Gather all lines in the records below that include the word "this".
####
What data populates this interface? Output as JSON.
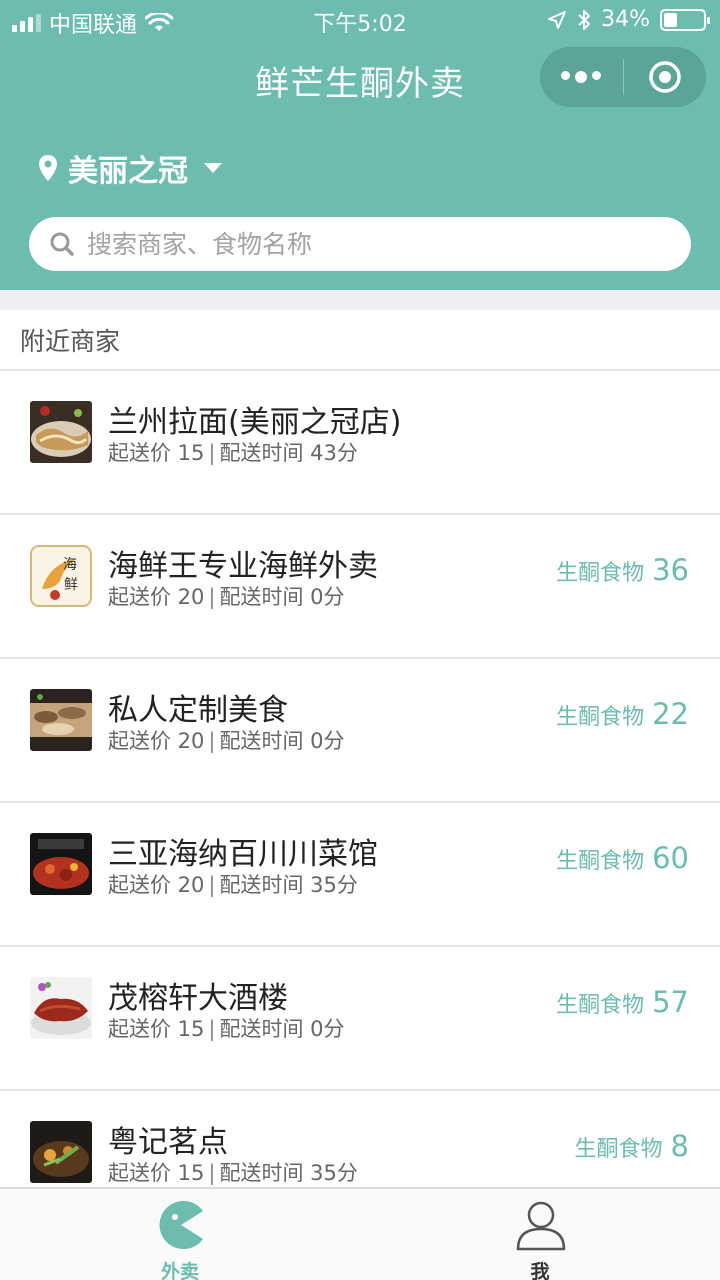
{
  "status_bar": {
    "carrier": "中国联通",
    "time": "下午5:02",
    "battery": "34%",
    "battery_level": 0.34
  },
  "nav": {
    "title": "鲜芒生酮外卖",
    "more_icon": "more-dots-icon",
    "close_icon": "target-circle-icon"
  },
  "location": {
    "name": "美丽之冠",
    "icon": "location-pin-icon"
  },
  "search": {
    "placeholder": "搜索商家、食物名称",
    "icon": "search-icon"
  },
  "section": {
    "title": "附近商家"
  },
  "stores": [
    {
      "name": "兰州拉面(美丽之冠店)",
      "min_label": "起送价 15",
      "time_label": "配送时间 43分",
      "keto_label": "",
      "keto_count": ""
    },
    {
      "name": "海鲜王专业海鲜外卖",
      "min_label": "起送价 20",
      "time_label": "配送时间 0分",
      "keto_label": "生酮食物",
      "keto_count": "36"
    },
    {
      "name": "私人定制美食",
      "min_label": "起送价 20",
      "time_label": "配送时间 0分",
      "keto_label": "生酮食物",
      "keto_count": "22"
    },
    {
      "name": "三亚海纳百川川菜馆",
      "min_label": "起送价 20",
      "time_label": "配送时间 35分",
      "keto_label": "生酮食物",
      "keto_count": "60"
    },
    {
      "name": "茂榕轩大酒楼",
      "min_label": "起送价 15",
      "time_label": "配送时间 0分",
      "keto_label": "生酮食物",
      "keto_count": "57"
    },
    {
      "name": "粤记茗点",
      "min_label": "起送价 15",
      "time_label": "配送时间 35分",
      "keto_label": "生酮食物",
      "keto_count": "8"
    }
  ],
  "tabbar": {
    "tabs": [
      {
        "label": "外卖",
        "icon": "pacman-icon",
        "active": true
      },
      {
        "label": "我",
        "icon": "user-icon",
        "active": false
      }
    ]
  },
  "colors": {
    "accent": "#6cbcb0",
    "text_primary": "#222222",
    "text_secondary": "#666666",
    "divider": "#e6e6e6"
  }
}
####
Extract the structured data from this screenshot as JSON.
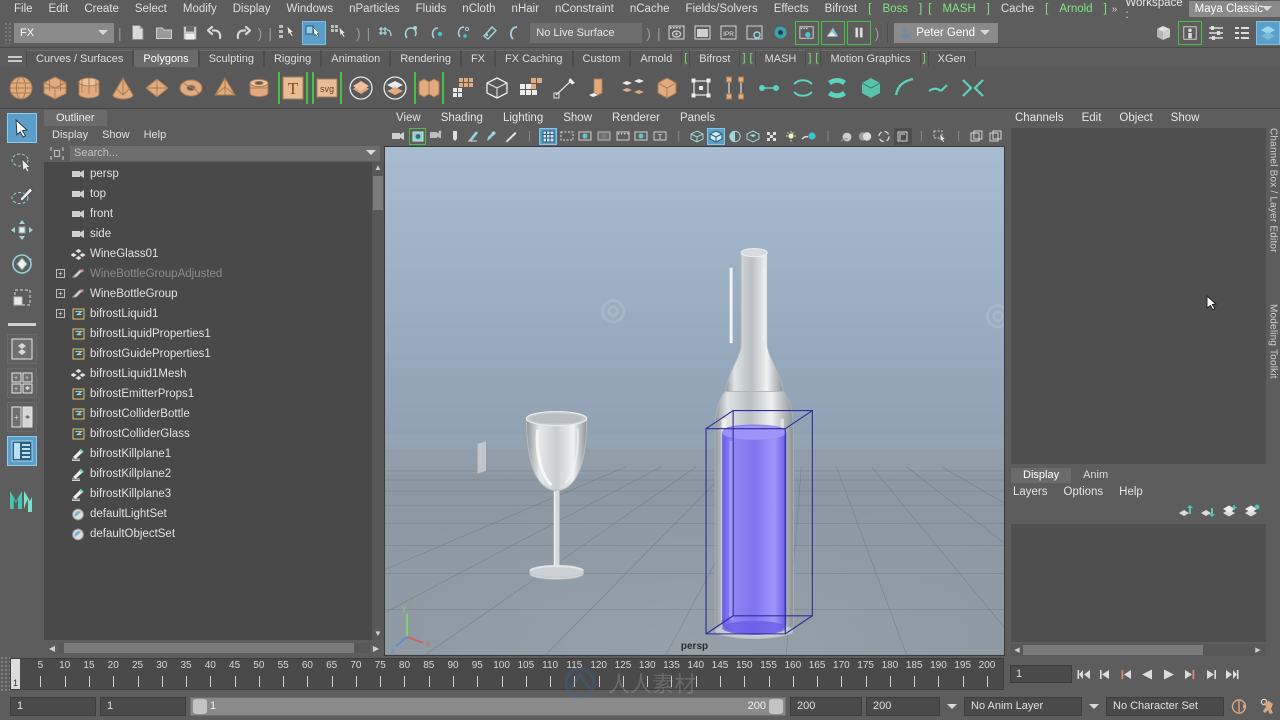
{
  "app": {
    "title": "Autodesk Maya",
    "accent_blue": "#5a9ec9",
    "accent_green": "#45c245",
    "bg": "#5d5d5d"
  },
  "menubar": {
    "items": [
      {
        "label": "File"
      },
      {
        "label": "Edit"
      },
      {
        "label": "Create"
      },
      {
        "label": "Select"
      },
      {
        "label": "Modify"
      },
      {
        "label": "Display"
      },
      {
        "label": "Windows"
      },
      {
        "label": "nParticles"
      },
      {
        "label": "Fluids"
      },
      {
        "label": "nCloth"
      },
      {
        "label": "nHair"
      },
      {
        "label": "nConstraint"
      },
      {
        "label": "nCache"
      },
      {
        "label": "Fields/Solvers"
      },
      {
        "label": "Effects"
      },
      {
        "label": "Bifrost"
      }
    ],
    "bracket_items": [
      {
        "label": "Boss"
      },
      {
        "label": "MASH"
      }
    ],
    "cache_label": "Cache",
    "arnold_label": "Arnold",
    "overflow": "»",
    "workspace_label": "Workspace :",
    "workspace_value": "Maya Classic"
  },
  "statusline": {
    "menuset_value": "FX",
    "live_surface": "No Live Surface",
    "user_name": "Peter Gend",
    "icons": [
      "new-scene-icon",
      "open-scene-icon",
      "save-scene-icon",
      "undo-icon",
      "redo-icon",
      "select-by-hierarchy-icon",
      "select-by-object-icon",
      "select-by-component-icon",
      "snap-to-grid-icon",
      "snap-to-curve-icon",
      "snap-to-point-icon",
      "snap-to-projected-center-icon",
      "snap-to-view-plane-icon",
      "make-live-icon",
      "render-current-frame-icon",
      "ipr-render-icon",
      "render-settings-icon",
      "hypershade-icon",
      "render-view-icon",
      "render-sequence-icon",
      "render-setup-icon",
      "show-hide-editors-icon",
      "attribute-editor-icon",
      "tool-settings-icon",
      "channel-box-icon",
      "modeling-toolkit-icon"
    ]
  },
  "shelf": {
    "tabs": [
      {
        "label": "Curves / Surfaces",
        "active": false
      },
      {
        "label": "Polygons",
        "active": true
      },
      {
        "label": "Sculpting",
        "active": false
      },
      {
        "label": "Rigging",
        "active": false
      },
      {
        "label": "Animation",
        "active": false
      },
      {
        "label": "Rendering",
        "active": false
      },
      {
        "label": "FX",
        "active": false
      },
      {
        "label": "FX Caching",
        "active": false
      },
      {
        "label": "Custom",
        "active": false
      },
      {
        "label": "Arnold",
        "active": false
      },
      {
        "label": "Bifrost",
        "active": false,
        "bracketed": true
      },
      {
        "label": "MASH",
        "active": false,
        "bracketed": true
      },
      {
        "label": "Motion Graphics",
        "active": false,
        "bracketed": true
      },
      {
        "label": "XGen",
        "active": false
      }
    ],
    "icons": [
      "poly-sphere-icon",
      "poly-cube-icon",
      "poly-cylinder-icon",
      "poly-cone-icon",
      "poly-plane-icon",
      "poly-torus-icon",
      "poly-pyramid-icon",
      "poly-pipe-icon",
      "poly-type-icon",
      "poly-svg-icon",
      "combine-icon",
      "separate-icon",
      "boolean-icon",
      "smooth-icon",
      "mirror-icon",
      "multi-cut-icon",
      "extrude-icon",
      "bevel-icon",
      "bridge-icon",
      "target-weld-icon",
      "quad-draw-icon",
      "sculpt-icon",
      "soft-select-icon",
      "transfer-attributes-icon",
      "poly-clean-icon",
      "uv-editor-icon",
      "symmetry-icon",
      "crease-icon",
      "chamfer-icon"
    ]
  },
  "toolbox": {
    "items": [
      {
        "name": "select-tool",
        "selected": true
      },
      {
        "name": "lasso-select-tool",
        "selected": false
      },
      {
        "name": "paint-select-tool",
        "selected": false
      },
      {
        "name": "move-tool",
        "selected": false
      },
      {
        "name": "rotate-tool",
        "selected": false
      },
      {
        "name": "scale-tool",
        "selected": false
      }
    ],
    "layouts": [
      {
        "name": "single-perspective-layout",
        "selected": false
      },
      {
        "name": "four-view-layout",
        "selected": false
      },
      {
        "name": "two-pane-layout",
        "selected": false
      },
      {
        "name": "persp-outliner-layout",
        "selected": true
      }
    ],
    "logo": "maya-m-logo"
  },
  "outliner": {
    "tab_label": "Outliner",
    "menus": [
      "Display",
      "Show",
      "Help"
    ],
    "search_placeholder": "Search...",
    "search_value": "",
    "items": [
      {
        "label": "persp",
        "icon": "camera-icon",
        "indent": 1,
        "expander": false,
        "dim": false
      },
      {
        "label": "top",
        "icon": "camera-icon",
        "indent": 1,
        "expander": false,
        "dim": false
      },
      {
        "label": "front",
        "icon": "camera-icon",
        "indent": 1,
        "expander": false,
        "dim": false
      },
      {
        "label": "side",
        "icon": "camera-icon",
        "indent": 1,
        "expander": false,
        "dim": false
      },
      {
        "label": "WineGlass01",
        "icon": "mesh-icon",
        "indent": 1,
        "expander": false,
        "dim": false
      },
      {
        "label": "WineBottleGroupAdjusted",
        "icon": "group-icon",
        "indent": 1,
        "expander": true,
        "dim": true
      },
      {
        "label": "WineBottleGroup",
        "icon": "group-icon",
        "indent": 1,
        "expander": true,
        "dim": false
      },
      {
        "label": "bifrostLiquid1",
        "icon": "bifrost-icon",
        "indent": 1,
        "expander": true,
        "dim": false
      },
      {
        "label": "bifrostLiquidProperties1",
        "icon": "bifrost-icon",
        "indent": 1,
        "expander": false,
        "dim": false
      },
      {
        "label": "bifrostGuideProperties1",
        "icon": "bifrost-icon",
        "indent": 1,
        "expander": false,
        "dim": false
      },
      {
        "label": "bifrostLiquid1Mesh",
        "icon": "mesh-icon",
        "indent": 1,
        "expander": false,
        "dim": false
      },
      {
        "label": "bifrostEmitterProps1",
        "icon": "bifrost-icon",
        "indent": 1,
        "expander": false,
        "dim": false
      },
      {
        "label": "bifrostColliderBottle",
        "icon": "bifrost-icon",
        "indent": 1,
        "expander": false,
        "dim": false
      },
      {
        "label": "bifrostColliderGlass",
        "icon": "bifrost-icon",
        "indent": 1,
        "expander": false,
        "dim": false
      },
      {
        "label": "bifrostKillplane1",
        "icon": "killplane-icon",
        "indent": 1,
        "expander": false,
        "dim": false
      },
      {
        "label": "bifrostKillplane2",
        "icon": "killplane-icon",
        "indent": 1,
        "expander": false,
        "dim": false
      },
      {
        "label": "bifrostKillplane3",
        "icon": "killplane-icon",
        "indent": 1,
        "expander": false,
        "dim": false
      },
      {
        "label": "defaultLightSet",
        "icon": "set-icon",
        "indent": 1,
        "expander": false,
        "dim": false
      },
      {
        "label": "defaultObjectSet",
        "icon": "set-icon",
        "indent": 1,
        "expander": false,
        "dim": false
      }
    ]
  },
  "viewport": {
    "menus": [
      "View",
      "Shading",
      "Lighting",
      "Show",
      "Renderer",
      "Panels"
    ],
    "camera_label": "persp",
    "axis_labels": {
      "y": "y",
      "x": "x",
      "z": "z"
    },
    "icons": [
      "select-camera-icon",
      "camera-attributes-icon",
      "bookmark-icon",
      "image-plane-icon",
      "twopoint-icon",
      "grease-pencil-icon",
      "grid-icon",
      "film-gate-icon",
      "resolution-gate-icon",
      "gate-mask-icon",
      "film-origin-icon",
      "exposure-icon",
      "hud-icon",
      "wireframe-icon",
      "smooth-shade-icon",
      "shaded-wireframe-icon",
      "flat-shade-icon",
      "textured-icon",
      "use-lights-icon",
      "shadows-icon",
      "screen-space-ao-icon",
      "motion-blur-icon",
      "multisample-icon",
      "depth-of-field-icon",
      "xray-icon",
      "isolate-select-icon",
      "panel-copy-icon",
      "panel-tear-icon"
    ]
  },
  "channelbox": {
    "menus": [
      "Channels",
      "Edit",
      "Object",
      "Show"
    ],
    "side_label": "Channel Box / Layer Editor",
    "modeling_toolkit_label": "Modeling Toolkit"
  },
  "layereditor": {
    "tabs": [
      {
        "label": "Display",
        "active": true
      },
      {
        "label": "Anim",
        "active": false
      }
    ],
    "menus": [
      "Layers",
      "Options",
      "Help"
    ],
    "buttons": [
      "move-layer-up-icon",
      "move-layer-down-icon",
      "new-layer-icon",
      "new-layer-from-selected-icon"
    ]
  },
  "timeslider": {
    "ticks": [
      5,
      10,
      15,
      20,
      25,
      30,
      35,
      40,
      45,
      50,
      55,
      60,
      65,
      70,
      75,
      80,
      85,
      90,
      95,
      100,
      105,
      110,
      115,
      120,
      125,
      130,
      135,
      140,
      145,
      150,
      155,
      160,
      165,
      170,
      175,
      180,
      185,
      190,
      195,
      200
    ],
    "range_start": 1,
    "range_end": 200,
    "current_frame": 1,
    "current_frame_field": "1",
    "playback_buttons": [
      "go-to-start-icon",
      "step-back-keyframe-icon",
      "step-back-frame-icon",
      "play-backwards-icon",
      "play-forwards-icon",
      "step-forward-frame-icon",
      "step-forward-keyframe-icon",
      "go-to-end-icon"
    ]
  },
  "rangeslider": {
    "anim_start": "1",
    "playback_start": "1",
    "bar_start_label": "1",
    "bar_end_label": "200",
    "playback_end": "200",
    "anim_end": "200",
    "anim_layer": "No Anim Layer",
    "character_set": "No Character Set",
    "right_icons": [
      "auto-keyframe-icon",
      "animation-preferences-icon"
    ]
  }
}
####
- _Correct response_:
What data populates this interface? Output as JSON.
Extract the structured data from this screenshot as JSON.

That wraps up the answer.